═══ Data supplied ═══
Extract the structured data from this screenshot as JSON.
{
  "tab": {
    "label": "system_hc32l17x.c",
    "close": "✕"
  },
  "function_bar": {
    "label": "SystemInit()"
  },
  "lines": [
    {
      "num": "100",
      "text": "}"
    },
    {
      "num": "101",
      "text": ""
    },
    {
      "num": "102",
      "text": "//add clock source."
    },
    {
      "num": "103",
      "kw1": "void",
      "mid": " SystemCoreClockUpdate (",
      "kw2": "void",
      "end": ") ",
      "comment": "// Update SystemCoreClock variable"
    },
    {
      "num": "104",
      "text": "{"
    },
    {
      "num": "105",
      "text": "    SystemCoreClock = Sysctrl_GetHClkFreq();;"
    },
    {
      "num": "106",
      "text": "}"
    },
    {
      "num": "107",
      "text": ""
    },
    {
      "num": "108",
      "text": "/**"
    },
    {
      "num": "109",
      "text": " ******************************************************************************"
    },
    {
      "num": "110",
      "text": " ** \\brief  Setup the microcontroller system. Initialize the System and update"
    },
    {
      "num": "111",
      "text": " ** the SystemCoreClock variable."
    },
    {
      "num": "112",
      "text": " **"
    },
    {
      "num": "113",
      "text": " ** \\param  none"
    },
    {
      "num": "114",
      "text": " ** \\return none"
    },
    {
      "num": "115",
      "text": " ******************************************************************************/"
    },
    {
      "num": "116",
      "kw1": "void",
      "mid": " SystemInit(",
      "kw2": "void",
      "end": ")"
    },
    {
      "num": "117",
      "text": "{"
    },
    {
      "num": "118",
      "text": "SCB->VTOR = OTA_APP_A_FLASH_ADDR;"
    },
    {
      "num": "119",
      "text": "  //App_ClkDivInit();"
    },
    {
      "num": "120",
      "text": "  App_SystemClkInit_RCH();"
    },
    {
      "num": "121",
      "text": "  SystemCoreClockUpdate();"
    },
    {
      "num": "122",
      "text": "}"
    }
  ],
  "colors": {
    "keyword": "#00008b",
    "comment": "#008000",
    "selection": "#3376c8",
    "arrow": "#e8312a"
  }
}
═══
Task to complete ▸ Copy out every line in the listing where the word "comment" appears.

Answer for this exercise ▸
      "comment": "// Update SystemCoreClock variable"
    "comment": "#008000",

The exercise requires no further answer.